---------- Selected passage

Under general anesthesia after inserting a central line, emergency laparotomy was done using midline infraumbilical incision.

Intra op finding of massive hemoperitoneum of 1500 ml dark colored altered blood with 500 gms of clots was observed. Enlarged gravid uterus, pink in color with no evidence of any concealed abruption, with no abnormal tortuous uterine vessels but with tortuous Fallopian tubes dripping blood.

Caesarean section was done and delivered a fresh stillborn female baby weighing 2900 gm. Placenta was pale with minimal retro-placental clots amounting to 150 ml with depressed maternal surface of placenta. Total placental weight was 590 gms, with total cord length of 48 cm ruling out short cord.

Whole abdomen was explored in a clockwise manner including liver spleen, bowel, and appendix however no bleeding source was found even after rigorous search.

Since no source could be found and no active bleeding was seen, abdomen was closed after drain kept in situ. Post op patient was shifted to intensive care unit and extubated the very next day. Total 3 units of packed red blood cells, 3 units of fresh frozen plasma and 4 units of platelet concentrate was transfused. Post op period was uneventful except for mild gaseous distension in view of paralytic ileus and she was discharged after 1 week.

Discussion

Placental abruption is a well-known obstetric accident and a life-threatening emergency. A report that the standard clinical triad combining vaginal bleeding, abdominal and pelvic pain, and uterine hypertonia is found in only approximately 10% of cases [1] explains the diagnostic difficulties. Hemoperitoneum in pregnant women appears in its most standard form as acute abdominal pain, sometimes accompanied by maternal shock, depending on its volume. At the same time, both its certain diagnosis and the identification of its cause are difficult. The onset of hemoperitoneum during the second and third trimesters can reveal a voluminous placental abruption.

This diagnosis must be considered among the obstetric causes of hemoperitoneum, especially when imaging also shows an intrauterine hematoma, to avoid a delay in diagnosis that could have major consequences on both fetal and maternal morbidity and mortality. In this case report, the context and clinical picture at admission nothing about its appearance suggested placental abruption. It was neither concealed, with no features of couvelaire uterus, nor revealed bleeding per vaginum/blood stained liquor on ARM.

--------------------
---------- Supplied records

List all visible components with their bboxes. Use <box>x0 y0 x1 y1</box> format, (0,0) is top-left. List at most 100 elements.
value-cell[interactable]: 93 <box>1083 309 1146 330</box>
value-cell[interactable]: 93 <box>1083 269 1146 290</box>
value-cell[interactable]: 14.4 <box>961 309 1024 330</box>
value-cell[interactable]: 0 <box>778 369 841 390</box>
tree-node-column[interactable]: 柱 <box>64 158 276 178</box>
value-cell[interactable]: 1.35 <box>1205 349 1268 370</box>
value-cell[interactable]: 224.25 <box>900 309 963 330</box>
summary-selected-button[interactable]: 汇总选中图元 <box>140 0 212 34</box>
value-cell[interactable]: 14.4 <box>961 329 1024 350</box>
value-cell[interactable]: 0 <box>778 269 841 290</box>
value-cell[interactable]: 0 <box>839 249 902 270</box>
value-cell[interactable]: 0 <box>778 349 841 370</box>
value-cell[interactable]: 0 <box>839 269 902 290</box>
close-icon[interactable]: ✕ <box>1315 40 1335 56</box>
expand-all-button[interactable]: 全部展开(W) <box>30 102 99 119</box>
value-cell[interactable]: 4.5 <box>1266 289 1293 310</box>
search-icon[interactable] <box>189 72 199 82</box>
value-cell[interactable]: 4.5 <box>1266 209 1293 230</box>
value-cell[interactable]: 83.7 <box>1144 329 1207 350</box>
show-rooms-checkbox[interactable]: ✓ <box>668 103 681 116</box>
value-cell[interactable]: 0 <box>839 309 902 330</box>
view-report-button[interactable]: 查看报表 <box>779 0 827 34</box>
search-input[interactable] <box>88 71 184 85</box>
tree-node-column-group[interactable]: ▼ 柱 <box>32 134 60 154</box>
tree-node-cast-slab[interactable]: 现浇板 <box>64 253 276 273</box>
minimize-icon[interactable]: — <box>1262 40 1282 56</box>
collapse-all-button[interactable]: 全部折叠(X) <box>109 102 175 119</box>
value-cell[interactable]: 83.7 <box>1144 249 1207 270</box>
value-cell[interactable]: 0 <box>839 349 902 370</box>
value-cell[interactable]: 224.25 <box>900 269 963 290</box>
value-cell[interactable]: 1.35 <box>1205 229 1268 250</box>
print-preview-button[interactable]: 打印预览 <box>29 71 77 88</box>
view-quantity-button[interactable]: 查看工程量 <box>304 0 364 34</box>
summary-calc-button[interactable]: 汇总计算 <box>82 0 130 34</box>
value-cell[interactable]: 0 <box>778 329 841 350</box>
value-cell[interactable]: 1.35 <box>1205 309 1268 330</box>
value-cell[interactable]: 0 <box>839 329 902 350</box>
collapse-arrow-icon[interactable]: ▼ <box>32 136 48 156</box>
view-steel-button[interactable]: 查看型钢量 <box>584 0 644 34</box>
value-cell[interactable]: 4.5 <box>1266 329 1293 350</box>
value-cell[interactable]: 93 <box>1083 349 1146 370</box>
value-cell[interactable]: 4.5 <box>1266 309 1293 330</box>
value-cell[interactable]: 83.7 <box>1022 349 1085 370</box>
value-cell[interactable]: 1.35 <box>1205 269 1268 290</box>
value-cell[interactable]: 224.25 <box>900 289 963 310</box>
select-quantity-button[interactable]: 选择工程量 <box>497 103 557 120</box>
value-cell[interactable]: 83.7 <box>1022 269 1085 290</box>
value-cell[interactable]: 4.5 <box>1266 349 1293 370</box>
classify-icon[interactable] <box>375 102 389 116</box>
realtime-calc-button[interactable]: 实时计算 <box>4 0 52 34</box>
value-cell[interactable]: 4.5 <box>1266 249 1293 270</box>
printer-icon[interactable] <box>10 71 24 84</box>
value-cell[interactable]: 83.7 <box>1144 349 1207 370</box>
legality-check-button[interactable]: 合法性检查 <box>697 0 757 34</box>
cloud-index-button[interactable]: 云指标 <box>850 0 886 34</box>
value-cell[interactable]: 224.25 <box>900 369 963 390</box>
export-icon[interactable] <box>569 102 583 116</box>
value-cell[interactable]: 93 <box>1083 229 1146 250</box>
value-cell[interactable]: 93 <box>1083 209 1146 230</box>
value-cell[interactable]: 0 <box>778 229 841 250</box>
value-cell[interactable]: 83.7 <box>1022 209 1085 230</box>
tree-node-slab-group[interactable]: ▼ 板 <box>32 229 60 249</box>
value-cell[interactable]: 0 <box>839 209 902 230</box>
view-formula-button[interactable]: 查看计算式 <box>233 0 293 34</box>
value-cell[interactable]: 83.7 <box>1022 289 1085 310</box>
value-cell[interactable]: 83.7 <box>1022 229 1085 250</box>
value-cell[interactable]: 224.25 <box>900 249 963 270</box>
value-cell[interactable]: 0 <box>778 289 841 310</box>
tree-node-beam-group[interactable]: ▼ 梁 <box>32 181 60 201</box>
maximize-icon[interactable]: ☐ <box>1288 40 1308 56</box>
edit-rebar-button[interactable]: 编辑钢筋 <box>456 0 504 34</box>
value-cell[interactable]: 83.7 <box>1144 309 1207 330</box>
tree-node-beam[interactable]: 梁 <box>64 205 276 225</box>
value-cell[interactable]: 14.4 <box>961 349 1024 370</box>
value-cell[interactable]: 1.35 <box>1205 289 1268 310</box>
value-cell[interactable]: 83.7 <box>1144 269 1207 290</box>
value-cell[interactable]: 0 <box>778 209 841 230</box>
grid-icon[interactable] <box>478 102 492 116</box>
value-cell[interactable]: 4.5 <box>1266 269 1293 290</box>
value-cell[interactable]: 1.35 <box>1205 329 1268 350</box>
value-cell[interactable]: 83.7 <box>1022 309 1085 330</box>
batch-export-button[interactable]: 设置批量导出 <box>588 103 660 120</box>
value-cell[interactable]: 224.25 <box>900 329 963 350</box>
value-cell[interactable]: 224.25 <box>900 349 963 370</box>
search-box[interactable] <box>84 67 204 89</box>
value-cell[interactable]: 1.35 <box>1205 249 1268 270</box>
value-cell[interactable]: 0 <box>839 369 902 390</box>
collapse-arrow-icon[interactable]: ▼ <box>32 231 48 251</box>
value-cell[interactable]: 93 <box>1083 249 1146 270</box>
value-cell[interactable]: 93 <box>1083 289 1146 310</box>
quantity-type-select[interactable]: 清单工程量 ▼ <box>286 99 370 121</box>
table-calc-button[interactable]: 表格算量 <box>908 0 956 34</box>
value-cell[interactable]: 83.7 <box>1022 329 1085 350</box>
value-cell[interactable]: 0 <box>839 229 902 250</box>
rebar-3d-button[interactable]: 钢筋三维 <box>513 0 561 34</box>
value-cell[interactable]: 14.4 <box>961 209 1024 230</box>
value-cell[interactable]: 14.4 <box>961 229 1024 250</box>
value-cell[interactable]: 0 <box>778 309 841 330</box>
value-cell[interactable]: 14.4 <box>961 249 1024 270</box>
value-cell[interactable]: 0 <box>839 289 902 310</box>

--------------------

▶ _Task requirements_
1: According to the case report on hemoperitoneum in pregnancy, in approximately what share of placental abruption cases is the standard clinical triad found?
2: Continue the case report on hemoperitoneum in pregnancy from where it stops.

▶ _Answers provided_
1: Approximately 10% of cases.

2:
Can it be through tubes? It was a Dilemma!

Diagnosis of the cause is also difficult because both non-obstetric causes like aneurysms of the splenic artery or vein, spontaneous rupture of the liver or spleen, hematologic causes (coagulopathy) [2-5] & obstetric causes like rupture of dilated uterine vessels (varices) [6,7] rupture of a uterine artery aneurysm [8] an unscarred uterus [9] especially in women with endometriosis [10] and placentation abnormalities (such as placenta percreta) [11] must be considered. The appearance of hemoperitoneum made the diagnosis still more difficult, for this clinical feature has never, to the best of our knowledge, been described in the literature in association with placental abruption. In view of the fundo-posterior position of the placenta, very near to the uterine tube, blood may have tracked into the abdominal cavity. This backflow may have prevented the complete detachment of the placenta and thus may have enabled favorable outcome if timely diagnosis was done. To our knowledge, only 1 case of hemoperitoneum associated with placental abruption has been reported. This is the 2nd case of placental abruption revealed by hemoperitoneum with backflow through the tubes in literature and 1st case in Indian context to the best of our knowledge.

Conclusion

The speed of diagnosis and timely surgical intervention with appropriate volume replacement is a key element in maternal and fetal outcome. Possibility of such rare presentation should also be kept in mind while managing acute abdomen in third trimester.